INPUT ROWS ->
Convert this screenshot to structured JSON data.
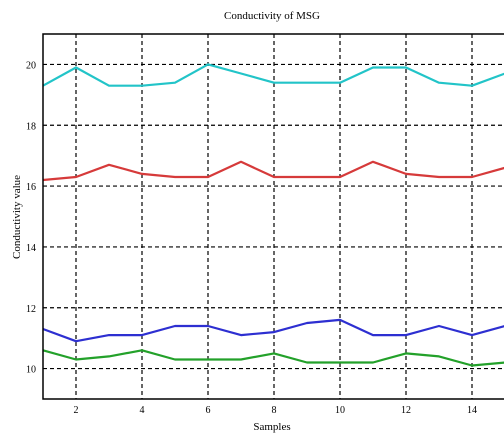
{
  "chart_data": {
    "type": "line",
    "title": "Conductivity of MSG",
    "xlabel": "Samples",
    "ylabel": "Conductivity value",
    "xlim": [
      1,
      15
    ],
    "ylim": [
      9,
      21
    ],
    "xticks": [
      2,
      4,
      6,
      8,
      10,
      12,
      14
    ],
    "yticks": [
      10,
      12,
      14,
      16,
      18,
      20
    ],
    "grid": true,
    "x": [
      1,
      2,
      3,
      4,
      5,
      6,
      7,
      8,
      9,
      10,
      11,
      12,
      13,
      14,
      15
    ],
    "series": [
      {
        "color": "#22c4c8",
        "values": [
          19.3,
          19.9,
          19.3,
          19.3,
          19.4,
          20.0,
          19.7,
          19.4,
          19.4,
          19.4,
          19.9,
          19.9,
          19.4,
          19.3,
          19.7
        ]
      },
      {
        "color": "#d63a3a",
        "values": [
          16.2,
          16.3,
          16.7,
          16.4,
          16.3,
          16.3,
          16.8,
          16.3,
          16.3,
          16.3,
          16.8,
          16.4,
          16.3,
          16.3,
          16.6
        ]
      },
      {
        "color": "#2d2fd1",
        "values": [
          11.3,
          10.9,
          11.1,
          11.1,
          11.4,
          11.4,
          11.1,
          11.2,
          11.5,
          11.6,
          11.1,
          11.1,
          11.4,
          11.1,
          11.4
        ]
      },
      {
        "color": "#23a12a",
        "values": [
          10.6,
          10.3,
          10.4,
          10.6,
          10.3,
          10.3,
          10.3,
          10.5,
          10.2,
          10.2,
          10.2,
          10.5,
          10.4,
          10.1,
          10.2
        ]
      }
    ]
  }
}
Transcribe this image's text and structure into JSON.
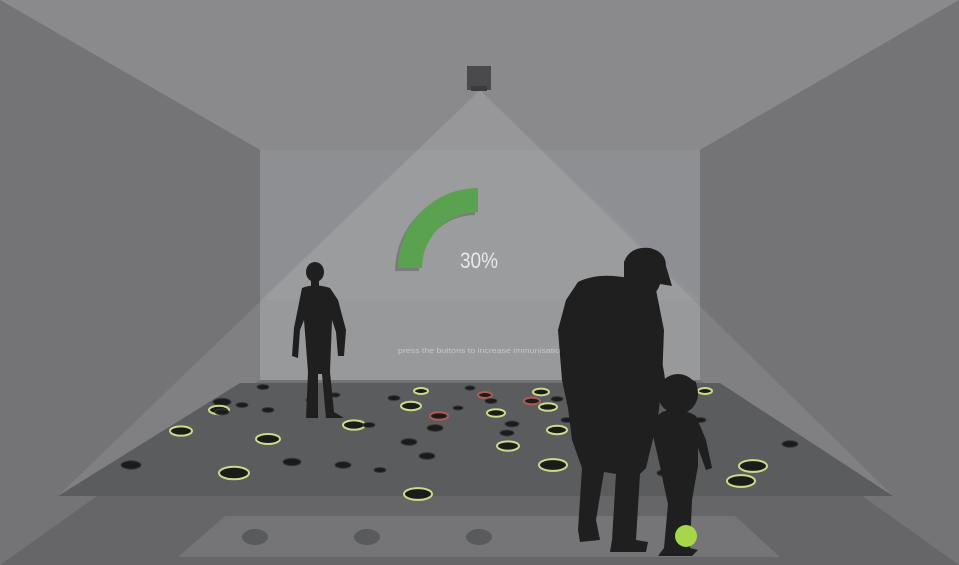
{
  "display": {
    "progress_value": 30,
    "progress_unit": "%",
    "progress_text": "30%",
    "instruction_text": "press the buttons to  increase  immunisatio",
    "progress_color": "#5aa24f"
  },
  "colors": {
    "room_back_wall": "#8d8e91",
    "room_side_wall": "#777777",
    "floor": "#4b4c4e",
    "button_ring_lit": "#c9dc8a",
    "button_ring_red": "#b05a54",
    "ball": "#a7d64a",
    "silhouette": "#1f1f1f"
  },
  "floor_buttons": {
    "count": 52
  },
  "front_pads": {
    "count": 3
  },
  "figures": [
    "standing-adult",
    "walking-adult",
    "walking-child"
  ]
}
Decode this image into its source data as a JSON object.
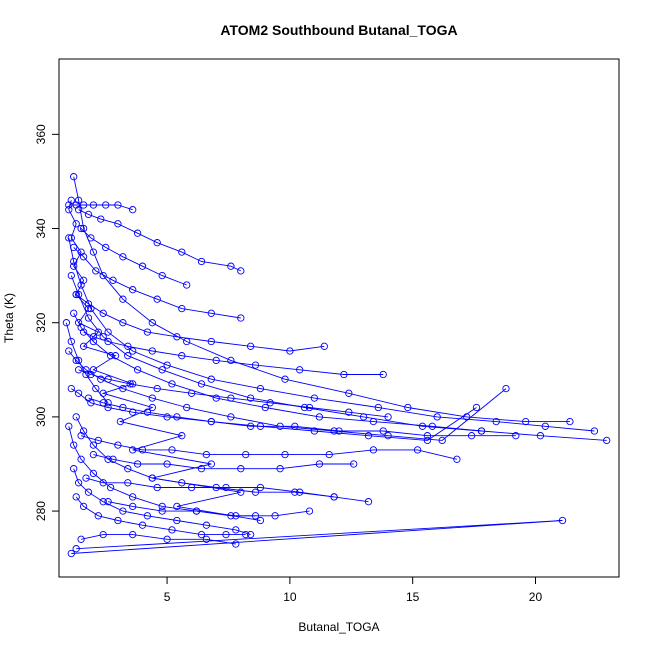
{
  "chart_data": {
    "type": "line",
    "title": "ATOM2 Southbound Butanal_TOGA",
    "xlabel": "Butanal_TOGA",
    "ylabel": "Theta (K)",
    "xlim": [
      0.6,
      23.4
    ],
    "ylim": [
      266,
      376
    ],
    "x_ticks": [
      5,
      10,
      15,
      20
    ],
    "y_ticks": [
      280,
      300,
      320,
      340,
      360
    ],
    "color": "#0000ff",
    "marker": "open-circle",
    "grid": false,
    "legend": "none",
    "series": [
      {
        "x": [
          1.1,
          1.0,
          1.3,
          1.1,
          1.5,
          1.2,
          1.6,
          1.3,
          1.8,
          1.4,
          2.2,
          1.6,
          2.9,
          2.0,
          3.6,
          2.4,
          4.4,
          3.1,
          5.6,
          3.6,
          6.8,
          4.4,
          8.0,
          5.4,
          8.8
        ],
        "y": [
          346,
          344,
          341,
          338,
          335,
          332,
          329,
          326,
          323,
          320,
          318,
          315,
          313,
          310,
          307,
          305,
          302,
          299,
          296,
          293,
          290,
          287,
          284,
          281,
          278
        ]
      },
      {
        "x": [
          1.2,
          1.4,
          1.6,
          2.0,
          2.4,
          3.2,
          4.4,
          5.8,
          7.6,
          9.8,
          12.4,
          14.8,
          17.2,
          19.6,
          21.4
        ],
        "y": [
          351,
          346,
          340,
          335,
          330,
          325,
          320,
          316,
          312,
          308,
          305,
          302,
          300,
          299,
          299
        ]
      },
      {
        "x": [
          1.0,
          1.2,
          1.5,
          1.9,
          2.6,
          3.6,
          5.0,
          6.8,
          8.8,
          11.0,
          13.6,
          16.0,
          18.4,
          20.4,
          22.4
        ],
        "y": [
          338,
          333,
          328,
          323,
          318,
          314,
          311,
          308,
          306,
          304,
          302,
          300,
          299,
          298,
          297
        ]
      },
      {
        "x": [
          1.1,
          1.4,
          1.8,
          2.4,
          3.4,
          4.8,
          6.4,
          8.4,
          10.6,
          13.0,
          15.4,
          17.8,
          20.2,
          22.9
        ],
        "y": [
          330,
          326,
          321,
          317,
          313,
          310,
          307,
          304,
          302,
          300,
          298,
          297,
          296,
          295
        ]
      },
      {
        "x": [
          1.2,
          1.5,
          2.0,
          2.7,
          3.8,
          5.2,
          7.0,
          9.0,
          11.2,
          13.4,
          15.8,
          17.8
        ],
        "y": [
          322,
          319,
          316,
          313,
          310,
          307,
          304,
          302,
          300,
          299,
          298,
          297
        ]
      },
      {
        "x": [
          1.0,
          1.3,
          1.7,
          2.3,
          3.2,
          4.4,
          5.8,
          7.6,
          9.6,
          11.8,
          14.0,
          16.2,
          18.8
        ],
        "y": [
          314,
          312,
          310,
          308,
          306,
          304,
          302,
          300,
          298,
          297,
          296,
          295,
          306
        ]
      },
      {
        "x": [
          1.1,
          1.4,
          1.9,
          2.6,
          3.6,
          5.0,
          6.8,
          8.8,
          11.0,
          13.2,
          15.6,
          17.6
        ],
        "y": [
          306,
          305,
          303,
          302,
          301,
          300,
          299,
          298,
          297,
          296,
          295,
          302
        ]
      },
      {
        "x": [
          1.3,
          1.6,
          2.0,
          2.6,
          3.4,
          4.4,
          5.6,
          7.0,
          8.6,
          10.2,
          11.8,
          13.2
        ],
        "y": [
          300,
          297,
          294,
          291,
          289,
          287,
          286,
          285,
          284,
          284,
          283,
          282
        ]
      },
      {
        "x": [
          1.0,
          1.2,
          1.5,
          2.0,
          2.7,
          3.6,
          4.8,
          6.2,
          7.8,
          9.4,
          10.8
        ],
        "y": [
          298,
          294,
          291,
          288,
          285,
          283,
          281,
          280,
          279,
          279,
          280
        ]
      },
      {
        "x": [
          1.2,
          1.4,
          1.8,
          2.4,
          3.2,
          4.2,
          5.4,
          6.6,
          7.8,
          8.4
        ],
        "y": [
          289,
          286,
          284,
          282,
          280,
          279,
          278,
          277,
          276,
          275
        ]
      },
      {
        "x": [
          1.3,
          1.6,
          2.2,
          3.0,
          4.0,
          5.2,
          6.4,
          7.4,
          8.2
        ],
        "y": [
          283,
          281,
          279,
          278,
          277,
          276,
          275,
          275,
          275
        ]
      },
      {
        "x": [
          1.5,
          2.4,
          3.6,
          5.0,
          6.6,
          7.8
        ],
        "y": [
          274,
          275,
          275,
          274,
          274,
          273
        ]
      },
      {
        "x": [
          1.1,
          21.1,
          1.3
        ],
        "y": [
          271,
          278,
          272
        ]
      },
      {
        "x": [
          1.4,
          1.8,
          2.3,
          3.0,
          3.8,
          4.6,
          5.6,
          6.4,
          7.6,
          8.0
        ],
        "y": [
          344,
          343,
          342,
          341,
          339,
          337,
          335,
          333,
          332,
          331
        ]
      },
      {
        "x": [
          1.5,
          1.9,
          2.5,
          3.2,
          4.0,
          4.8,
          5.8
        ],
        "y": [
          340,
          338,
          336,
          334,
          332,
          330,
          328
        ]
      },
      {
        "x": [
          1.2,
          1.6,
          2.1,
          2.8,
          3.6,
          4.6,
          5.6,
          6.8,
          8.0
        ],
        "y": [
          336,
          334,
          331,
          329,
          327,
          325,
          323,
          322,
          321
        ]
      },
      {
        "x": [
          1.3,
          1.8,
          2.4,
          3.2,
          4.2,
          5.4,
          6.8,
          8.4,
          10.0,
          11.4
        ],
        "y": [
          326,
          324,
          322,
          320,
          318,
          317,
          316,
          315,
          314,
          315
        ]
      },
      {
        "x": [
          1.6,
          2.0,
          2.6,
          3.4,
          4.4,
          5.6,
          7.0,
          8.6,
          10.4,
          12.2,
          13.8
        ],
        "y": [
          318,
          317,
          316,
          315,
          314,
          313,
          312,
          311,
          310,
          309,
          309
        ]
      },
      {
        "x": [
          1.4,
          1.9,
          2.6,
          3.5,
          4.6,
          6.0,
          7.6,
          9.2,
          10.8,
          12.4,
          14.0
        ],
        "y": [
          310,
          309,
          308,
          307,
          306,
          305,
          304,
          303,
          302,
          301,
          300
        ]
      },
      {
        "x": [
          1.8,
          2.4,
          3.2,
          4.2,
          5.4,
          6.8,
          8.4,
          10.2,
          12.0,
          13.8,
          15.6,
          17.4,
          19.2
        ],
        "y": [
          304,
          303,
          302,
          301,
          300,
          299,
          298,
          298,
          297,
          297,
          296,
          296,
          296
        ]
      },
      {
        "x": [
          1.5,
          2.2,
          3.0,
          4.0,
          5.2,
          6.6,
          8.2,
          9.8,
          11.6,
          13.4,
          15.2,
          16.8
        ],
        "y": [
          296,
          295,
          294,
          293,
          293,
          292,
          292,
          292,
          292,
          293,
          293,
          291
        ]
      },
      {
        "x": [
          2.0,
          2.8,
          3.8,
          5.0,
          6.4,
          8.0,
          9.6,
          11.2,
          12.6
        ],
        "y": [
          292,
          291,
          290,
          290,
          289,
          289,
          289,
          290,
          290
        ]
      },
      {
        "x": [
          1.7,
          2.4,
          3.4,
          4.6,
          6.0,
          7.4,
          8.8,
          10.4,
          11.8
        ],
        "y": [
          287,
          286,
          286,
          285,
          285,
          285,
          285,
          284,
          283
        ]
      },
      {
        "x": [
          2.6,
          3.6,
          4.8,
          6.2,
          7.6,
          8.6
        ],
        "y": [
          282,
          281,
          280,
          280,
          279,
          279
        ]
      },
      {
        "x": [
          0.9,
          1.1,
          1.4,
          1.7,
          2.1,
          2.6
        ],
        "y": [
          320,
          316,
          312,
          309,
          306,
          303
        ]
      },
      {
        "x": [
          1.0,
          1.3,
          1.6,
          2.0,
          2.5,
          3.0,
          3.6
        ],
        "y": [
          345,
          345,
          345,
          345,
          345,
          345,
          344
        ]
      }
    ]
  }
}
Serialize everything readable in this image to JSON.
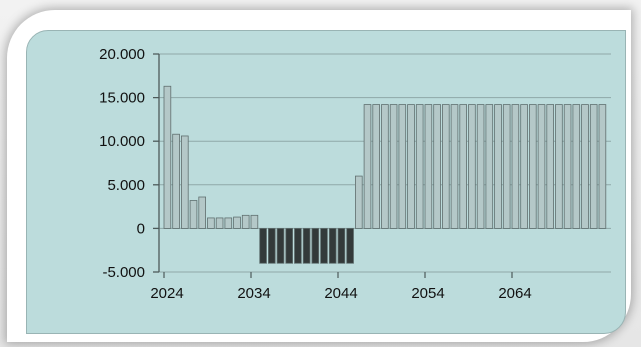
{
  "chart_data": {
    "type": "bar",
    "title": "",
    "xlabel": "",
    "ylabel": "",
    "ylim": [
      -5000,
      20000
    ],
    "y_ticks": [
      {
        "value": 20000,
        "label": "20.000"
      },
      {
        "value": 15000,
        "label": "15.000"
      },
      {
        "value": 10000,
        "label": "10.000"
      },
      {
        "value": 5000,
        "label": "5.000"
      },
      {
        "value": 0,
        "label": "0"
      },
      {
        "value": -5000,
        "label": "-5.000"
      }
    ],
    "x_ticks": [
      {
        "value": 2024,
        "label": "2024"
      },
      {
        "value": 2034,
        "label": "2034"
      },
      {
        "value": 2044,
        "label": "2044"
      },
      {
        "value": 2054,
        "label": "2054"
      },
      {
        "value": 2064,
        "label": "2064"
      }
    ],
    "x": [
      2024,
      2025,
      2026,
      2027,
      2028,
      2029,
      2030,
      2031,
      2032,
      2033,
      2034,
      2035,
      2036,
      2037,
      2038,
      2039,
      2040,
      2041,
      2042,
      2043,
      2044,
      2045,
      2046,
      2047,
      2048,
      2049,
      2050,
      2051,
      2052,
      2053,
      2054,
      2055,
      2056,
      2057,
      2058,
      2059,
      2060,
      2061,
      2062,
      2063,
      2064,
      2065,
      2066,
      2067,
      2068,
      2069,
      2070,
      2071,
      2072,
      2073,
      2074
    ],
    "values": [
      16300,
      10800,
      10600,
      3200,
      3600,
      1200,
      1200,
      1200,
      1300,
      1500,
      1500,
      -4000,
      -4000,
      -4000,
      -4000,
      -4000,
      -4000,
      -4000,
      -4000,
      -4000,
      -4000,
      -4000,
      6000,
      14200,
      14200,
      14200,
      14200,
      14200,
      14200,
      14200,
      14200,
      14200,
      14200,
      14200,
      14200,
      14200,
      14200,
      14200,
      14200,
      14200,
      14200,
      14200,
      14200,
      14200,
      14200,
      14200,
      14200,
      14200,
      14200,
      14200,
      14200
    ],
    "grid": true,
    "colors": {
      "positive_bar": "#b4c8c8",
      "negative_bar": "#333a3a",
      "bar_edge": "#5f6f6f",
      "gridline": "#8fa8a8",
      "axis": "#4d5a5a",
      "plot_background": "#bcdcdc"
    }
  }
}
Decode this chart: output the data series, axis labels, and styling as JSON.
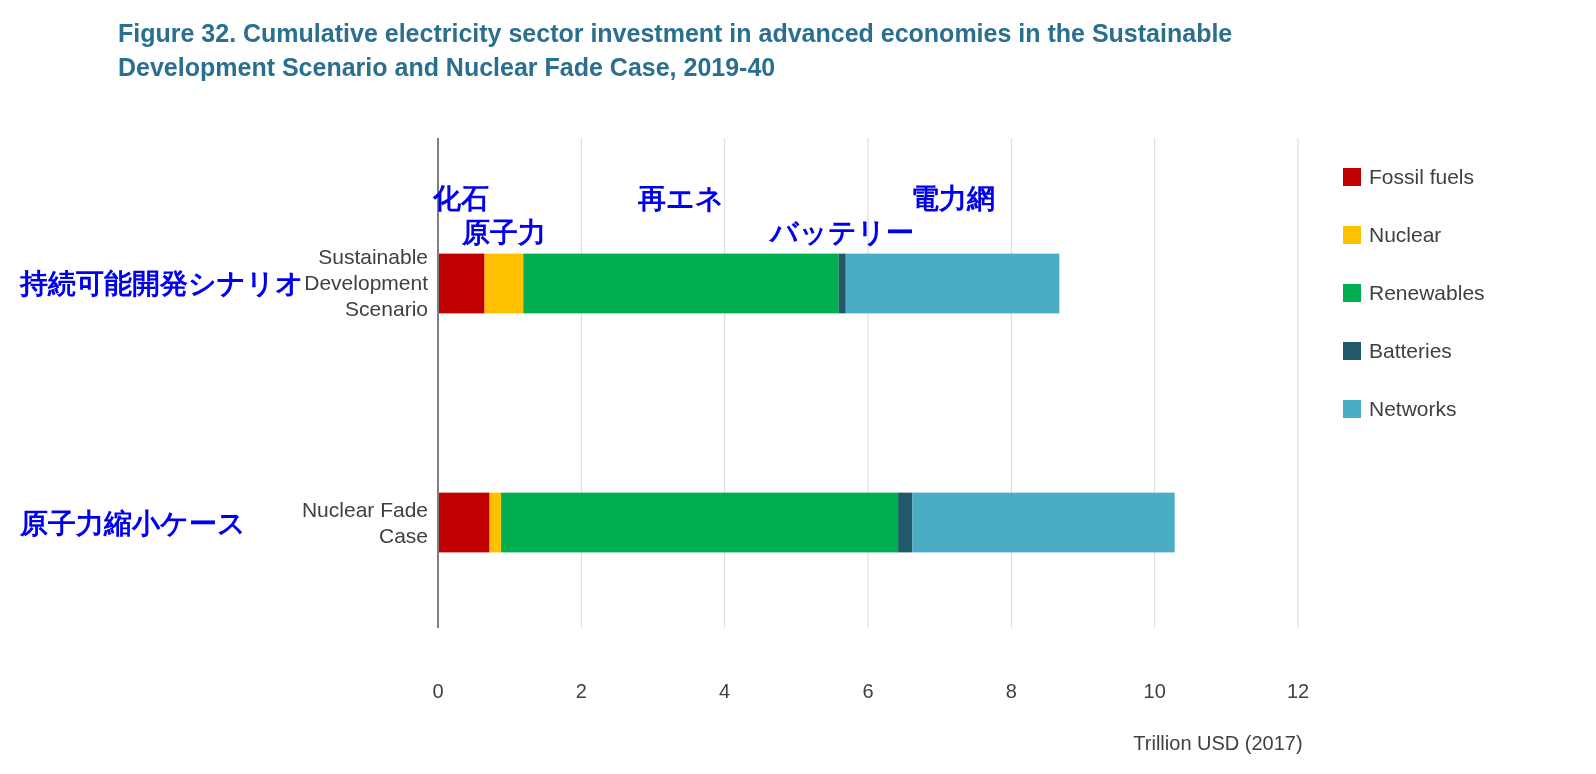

PROBLEM STATEMENT -> Find every line that holds "JSON" and copy it.

COMPLETE RESPONSE ->
Convert this screenshot to structured JSON data.
Transcribe this image's text and structure into JSON.
Decode this image into its source data as a JSON object.
Serialize everything readable in this image to JSON.
Decode this chart: output the data series, axis labels, and styling as JSON.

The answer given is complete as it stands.